### Goal:
The listing must be reproduced in full, exactly as it stands.

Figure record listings
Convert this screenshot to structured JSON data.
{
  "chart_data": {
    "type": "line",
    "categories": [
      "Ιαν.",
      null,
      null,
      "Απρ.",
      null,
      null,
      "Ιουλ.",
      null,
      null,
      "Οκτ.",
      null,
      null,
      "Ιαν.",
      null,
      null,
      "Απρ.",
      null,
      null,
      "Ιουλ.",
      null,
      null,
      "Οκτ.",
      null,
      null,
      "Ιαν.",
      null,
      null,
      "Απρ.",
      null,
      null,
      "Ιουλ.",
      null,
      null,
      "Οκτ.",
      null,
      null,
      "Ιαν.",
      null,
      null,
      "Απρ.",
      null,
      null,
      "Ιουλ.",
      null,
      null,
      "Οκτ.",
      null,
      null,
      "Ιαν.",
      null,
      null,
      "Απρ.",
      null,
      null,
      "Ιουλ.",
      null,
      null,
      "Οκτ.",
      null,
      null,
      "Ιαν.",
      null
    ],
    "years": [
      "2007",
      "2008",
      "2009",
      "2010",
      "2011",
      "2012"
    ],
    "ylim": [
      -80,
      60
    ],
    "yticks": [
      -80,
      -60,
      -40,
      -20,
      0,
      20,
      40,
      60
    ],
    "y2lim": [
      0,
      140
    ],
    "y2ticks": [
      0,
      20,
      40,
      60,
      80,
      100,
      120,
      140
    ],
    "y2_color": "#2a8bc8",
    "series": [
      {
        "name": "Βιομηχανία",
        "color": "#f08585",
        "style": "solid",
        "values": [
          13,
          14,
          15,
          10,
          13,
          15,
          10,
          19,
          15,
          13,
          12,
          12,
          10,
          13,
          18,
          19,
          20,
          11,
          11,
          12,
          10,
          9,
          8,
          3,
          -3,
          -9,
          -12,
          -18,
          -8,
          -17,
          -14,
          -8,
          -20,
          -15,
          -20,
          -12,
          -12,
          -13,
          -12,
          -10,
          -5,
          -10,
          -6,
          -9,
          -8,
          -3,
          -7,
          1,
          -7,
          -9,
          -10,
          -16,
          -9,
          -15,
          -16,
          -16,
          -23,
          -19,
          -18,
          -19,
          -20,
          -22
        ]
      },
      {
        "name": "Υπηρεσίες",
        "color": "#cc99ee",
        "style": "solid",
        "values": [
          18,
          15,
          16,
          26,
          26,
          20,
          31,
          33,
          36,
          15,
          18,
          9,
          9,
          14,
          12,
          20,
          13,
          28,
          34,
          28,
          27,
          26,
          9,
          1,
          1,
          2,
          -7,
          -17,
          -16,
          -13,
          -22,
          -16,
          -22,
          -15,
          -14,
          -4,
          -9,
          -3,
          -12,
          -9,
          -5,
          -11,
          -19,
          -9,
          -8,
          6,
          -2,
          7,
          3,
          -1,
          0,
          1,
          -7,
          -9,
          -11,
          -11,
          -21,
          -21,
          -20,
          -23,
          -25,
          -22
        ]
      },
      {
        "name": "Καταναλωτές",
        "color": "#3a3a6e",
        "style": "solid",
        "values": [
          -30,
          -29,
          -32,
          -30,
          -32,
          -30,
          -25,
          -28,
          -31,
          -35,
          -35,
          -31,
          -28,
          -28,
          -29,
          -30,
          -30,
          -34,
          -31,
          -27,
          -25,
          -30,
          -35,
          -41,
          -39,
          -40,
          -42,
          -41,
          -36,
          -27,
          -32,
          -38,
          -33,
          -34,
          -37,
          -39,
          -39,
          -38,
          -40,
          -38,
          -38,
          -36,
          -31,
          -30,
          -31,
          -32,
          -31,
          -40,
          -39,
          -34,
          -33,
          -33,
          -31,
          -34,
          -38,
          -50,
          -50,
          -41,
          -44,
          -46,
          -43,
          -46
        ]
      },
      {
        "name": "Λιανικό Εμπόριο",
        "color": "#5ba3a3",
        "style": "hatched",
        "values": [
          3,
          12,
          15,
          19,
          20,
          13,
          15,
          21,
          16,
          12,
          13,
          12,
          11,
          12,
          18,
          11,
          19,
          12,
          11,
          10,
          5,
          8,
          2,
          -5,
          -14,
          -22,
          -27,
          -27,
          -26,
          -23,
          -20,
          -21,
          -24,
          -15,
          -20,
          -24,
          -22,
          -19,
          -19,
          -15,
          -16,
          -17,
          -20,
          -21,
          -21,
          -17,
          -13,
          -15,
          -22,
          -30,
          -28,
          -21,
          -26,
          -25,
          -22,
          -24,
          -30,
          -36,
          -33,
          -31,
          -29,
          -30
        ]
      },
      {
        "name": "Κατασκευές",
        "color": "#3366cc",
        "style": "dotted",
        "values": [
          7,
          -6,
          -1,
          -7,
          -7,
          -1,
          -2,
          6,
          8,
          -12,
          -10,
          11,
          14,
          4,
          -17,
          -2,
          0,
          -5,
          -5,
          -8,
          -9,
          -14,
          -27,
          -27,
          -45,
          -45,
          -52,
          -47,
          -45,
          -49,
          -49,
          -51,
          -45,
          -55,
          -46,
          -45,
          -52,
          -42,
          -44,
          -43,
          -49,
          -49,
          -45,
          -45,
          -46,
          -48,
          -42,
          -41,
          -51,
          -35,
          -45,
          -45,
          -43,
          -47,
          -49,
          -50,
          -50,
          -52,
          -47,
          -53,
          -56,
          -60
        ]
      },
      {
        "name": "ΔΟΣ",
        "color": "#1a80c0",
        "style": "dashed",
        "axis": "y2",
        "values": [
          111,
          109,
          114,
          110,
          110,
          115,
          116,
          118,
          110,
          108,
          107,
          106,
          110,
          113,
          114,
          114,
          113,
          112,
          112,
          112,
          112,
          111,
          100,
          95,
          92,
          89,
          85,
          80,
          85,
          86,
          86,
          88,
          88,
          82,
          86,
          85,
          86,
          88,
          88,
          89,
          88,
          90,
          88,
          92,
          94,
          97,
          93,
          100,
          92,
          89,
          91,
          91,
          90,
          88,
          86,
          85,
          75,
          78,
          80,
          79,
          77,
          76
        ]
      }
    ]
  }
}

### Correct output:
Convert this screenshot to structured JSON data.
{
  "chart_data": {
    "type": "line",
    "categories": [
      "Ιαν.",
      null,
      null,
      "Απρ.",
      null,
      null,
      "Ιουλ.",
      null,
      null,
      "Οκτ.",
      null,
      null,
      "Ιαν.",
      null,
      null,
      "Απρ.",
      null,
      null,
      "Ιουλ.",
      null,
      null,
      "Οκτ.",
      null,
      null,
      "Ιαν.",
      null,
      null,
      "Απρ.",
      null,
      null,
      "Ιουλ.",
      null,
      null,
      "Οκτ.",
      null,
      null,
      "Ιαν.",
      null,
      null,
      "Απρ.",
      null,
      null,
      "Ιουλ.",
      null,
      null,
      "Οκτ.",
      null,
      null,
      "Ιαν.",
      null,
      null,
      "Απρ.",
      null,
      null,
      "Ιουλ.",
      null,
      null,
      "Οκτ.",
      null,
      null,
      "Ιαν.",
      null
    ],
    "years": [
      "2007",
      "2008",
      "2009",
      "2010",
      "2011",
      "2012"
    ],
    "ylim": [
      -80,
      60
    ],
    "yticks": [
      -80,
      -60,
      -40,
      -20,
      0,
      20,
      40,
      60
    ],
    "y2lim": [
      0,
      140
    ],
    "y2ticks": [
      0,
      20,
      40,
      60,
      80,
      100,
      120,
      140
    ],
    "y2_color": "#2a8bc8",
    "series": [
      {
        "name": "Βιομηχανία",
        "color": "#f08585",
        "style": "solid",
        "values": [
          13,
          14,
          15,
          10,
          13,
          15,
          10,
          19,
          15,
          13,
          12,
          12,
          10,
          13,
          18,
          19,
          20,
          11,
          11,
          12,
          10,
          9,
          8,
          3,
          -3,
          -9,
          -12,
          -18,
          -8,
          -17,
          -14,
          -8,
          -20,
          -15,
          -20,
          -12,
          -12,
          -13,
          -12,
          -10,
          -5,
          -10,
          -6,
          -9,
          -8,
          -3,
          -7,
          1,
          -7,
          -9,
          -10,
          -16,
          -9,
          -15,
          -16,
          -16,
          -23,
          -19,
          -18,
          -19,
          -20,
          -22
        ]
      },
      {
        "name": "Υπηρεσίες",
        "color": "#cc99ee",
        "style": "solid",
        "values": [
          18,
          15,
          16,
          26,
          26,
          20,
          31,
          33,
          36,
          15,
          18,
          9,
          9,
          14,
          12,
          20,
          13,
          28,
          34,
          28,
          27,
          26,
          9,
          1,
          1,
          2,
          -7,
          -17,
          -16,
          -13,
          -22,
          -16,
          -22,
          -15,
          -14,
          -4,
          -9,
          -3,
          -12,
          -9,
          -5,
          -11,
          -19,
          -9,
          -8,
          6,
          -2,
          7,
          3,
          -1,
          0,
          1,
          -7,
          -9,
          -11,
          -11,
          -21,
          -21,
          -20,
          -23,
          -25,
          -22
        ]
      },
      {
        "name": "Καταναλωτές",
        "color": "#3a3a6e",
        "style": "solid",
        "values": [
          -30,
          -29,
          -32,
          -30,
          -32,
          -30,
          -25,
          -28,
          -31,
          -35,
          -35,
          -31,
          -28,
          -28,
          -29,
          -30,
          -30,
          -34,
          -31,
          -27,
          -25,
          -30,
          -35,
          -41,
          -39,
          -40,
          -42,
          -41,
          -36,
          -27,
          -32,
          -38,
          -33,
          -34,
          -37,
          -39,
          -39,
          -38,
          -40,
          -38,
          -38,
          -36,
          -31,
          -30,
          -31,
          -32,
          -31,
          -40,
          -39,
          -34,
          -33,
          -33,
          -31,
          -34,
          -38,
          -50,
          -50,
          -41,
          -44,
          -46,
          -43,
          -46
        ]
      },
      {
        "name": "Λιανικό Εμπόριο",
        "color": "#5ba3a3",
        "style": "hatched",
        "values": [
          3,
          12,
          15,
          19,
          20,
          13,
          15,
          21,
          16,
          12,
          13,
          12,
          11,
          12,
          18,
          11,
          19,
          12,
          11,
          10,
          5,
          8,
          2,
          -5,
          -14,
          -22,
          -27,
          -27,
          -26,
          -23,
          -20,
          -21,
          -24,
          -15,
          -20,
          -24,
          -22,
          -19,
          -19,
          -15,
          -16,
          -17,
          -20,
          -21,
          -21,
          -17,
          -13,
          -15,
          -22,
          -30,
          -28,
          -21,
          -26,
          -25,
          -22,
          -24,
          -30,
          -36,
          -33,
          -31,
          -29,
          -30
        ]
      },
      {
        "name": "Κατασκευές",
        "color": "#3366cc",
        "style": "dotted",
        "values": [
          7,
          -6,
          -1,
          -7,
          -7,
          -1,
          -2,
          6,
          8,
          -12,
          -10,
          11,
          14,
          4,
          -17,
          -2,
          0,
          -5,
          -5,
          -8,
          -9,
          -14,
          -27,
          -27,
          -45,
          -45,
          -52,
          -47,
          -45,
          -49,
          -49,
          -51,
          -45,
          -55,
          -46,
          -45,
          -52,
          -42,
          -44,
          -43,
          -49,
          -49,
          -45,
          -45,
          -46,
          -48,
          -42,
          -41,
          -51,
          -35,
          -45,
          -45,
          -43,
          -47,
          -49,
          -50,
          -50,
          -52,
          -47,
          -53,
          -56,
          -60
        ]
      },
      {
        "name": "ΔΟΣ",
        "color": "#1a80c0",
        "style": "dashed",
        "axis": "y2",
        "values": [
          111,
          109,
          114,
          110,
          110,
          115,
          116,
          118,
          110,
          108,
          107,
          106,
          110,
          113,
          114,
          114,
          113,
          112,
          112,
          112,
          112,
          111,
          100,
          95,
          92,
          89,
          85,
          80,
          85,
          86,
          86,
          88,
          88,
          82,
          86,
          85,
          86,
          88,
          88,
          89,
          88,
          90,
          88,
          92,
          94,
          97,
          93,
          100,
          92,
          89,
          91,
          91,
          90,
          88,
          86,
          85,
          75,
          78,
          80,
          79,
          77,
          76
        ]
      }
    ]
  }
}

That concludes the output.